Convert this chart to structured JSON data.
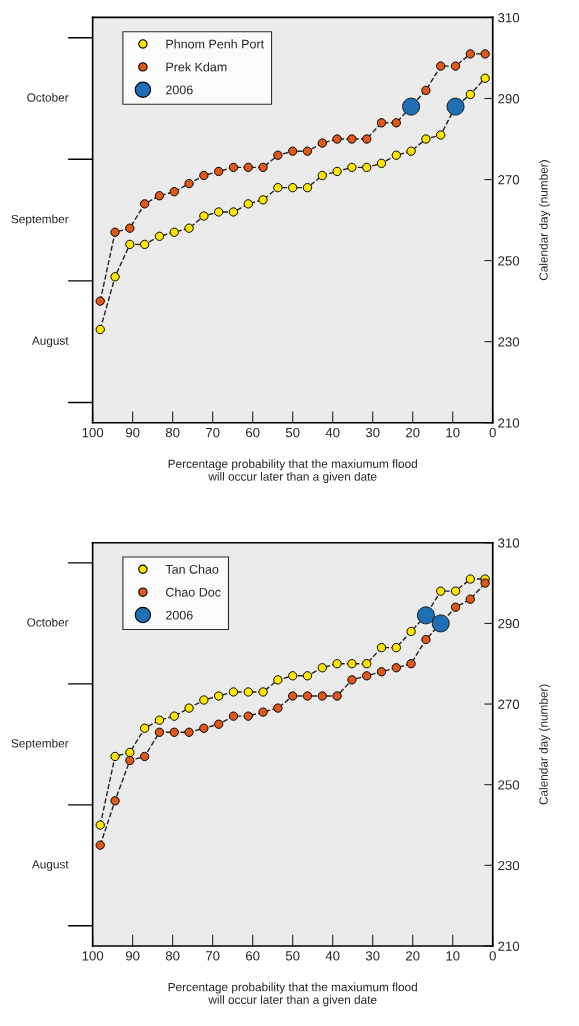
{
  "chart_data": [
    {
      "type": "line",
      "xlabel": "Percentage probability that the maxiumum flood\nwill occur later than a given date",
      "ylabel": "Calendar day (number)",
      "annotations": [
        "August",
        "September",
        "October"
      ],
      "x": [
        98.1,
        94.4,
        90.7,
        87.0,
        83.3,
        79.6,
        75.9,
        72.2,
        68.5,
        64.8,
        61.1,
        57.4,
        53.7,
        50.0,
        46.3,
        42.6,
        38.9,
        35.2,
        31.5,
        27.8,
        24.1,
        20.4,
        16.7,
        13.0,
        9.3,
        5.6,
        1.9
      ],
      "series": [
        {
          "name": "Phnom Penh Port",
          "color": "#ffe500",
          "values": [
            233,
            246,
            254,
            254,
            256,
            257,
            258,
            261,
            262,
            262,
            264,
            265,
            268,
            268,
            268,
            271,
            272,
            273,
            273,
            274,
            276,
            277,
            280,
            281,
            288,
            291,
            295
          ]
        },
        {
          "name": "Prek Kdam",
          "color": "#e0581a",
          "values": [
            240,
            257,
            258,
            264,
            266,
            267,
            269,
            271,
            272,
            273,
            273,
            273,
            276,
            277,
            277,
            279,
            280,
            280,
            280,
            284,
            284,
            288,
            292,
            298,
            298,
            301,
            301
          ]
        },
        {
          "name": "2006",
          "type": "scatter",
          "color": "#1f6fb5",
          "x": [
            20.4,
            9.3
          ],
          "values": [
            288,
            288
          ]
        }
      ],
      "xlim": [
        100,
        0
      ],
      "xticks": [
        100,
        90,
        80,
        70,
        60,
        50,
        40,
        30,
        20,
        10,
        0
      ],
      "ylim": [
        210,
        310
      ],
      "yticks": [
        210,
        230,
        250,
        270,
        290,
        310
      ],
      "legend": "top left",
      "marker": "circle",
      "line_style": "dashed"
    },
    {
      "type": "line",
      "xlabel": "Percentage probability that the maxiumum flood\nwill occur later than a given date",
      "ylabel": "Calendar day (number)",
      "annotations": [
        "August",
        "September",
        "October"
      ],
      "x": [
        98.1,
        94.4,
        90.7,
        87.0,
        83.3,
        79.6,
        75.9,
        72.2,
        68.5,
        64.8,
        61.1,
        57.4,
        53.7,
        50.0,
        46.3,
        42.6,
        38.9,
        35.2,
        31.5,
        27.8,
        24.1,
        20.4,
        16.7,
        13.0,
        9.3,
        5.6,
        1.9
      ],
      "series": [
        {
          "name": "Tan Chao",
          "color": "#ffe500",
          "values": [
            240,
            257,
            258,
            264,
            266,
            267,
            269,
            271,
            272,
            273,
            273,
            273,
            276,
            277,
            277,
            279,
            280,
            280,
            280,
            284,
            284,
            288,
            292,
            298,
            298,
            301,
            301
          ]
        },
        {
          "name": "Chao Doc",
          "color": "#e0581a",
          "values": [
            235,
            246,
            256,
            257,
            263,
            263,
            263,
            264,
            265,
            267,
            267,
            268,
            269,
            272,
            272,
            272,
            272,
            276,
            277,
            278,
            279,
            280,
            286,
            290,
            294,
            296,
            300
          ]
        },
        {
          "name": "2006",
          "type": "scatter",
          "color": "#1f6fb5",
          "x": [
            16.7,
            13.0
          ],
          "values": [
            292,
            290
          ]
        }
      ],
      "xlim": [
        100,
        0
      ],
      "xticks": [
        100,
        90,
        80,
        70,
        60,
        50,
        40,
        30,
        20,
        10,
        0
      ],
      "ylim": [
        210,
        310
      ],
      "yticks": [
        210,
        230,
        250,
        270,
        290,
        310
      ],
      "legend": "top left",
      "marker": "circle",
      "line_style": "dashed"
    }
  ]
}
■ ■ ■ ■
▸ **Goal**
Copy out all lines above that include the string "name".

▸ **Answer to this problem**
          "name": "Phnom Penh Port",
          "name": "Prek Kdam",
          "name": "2006",
          "name": "Tan Chao",
          "name": "Chao Doc",
          "name": "2006",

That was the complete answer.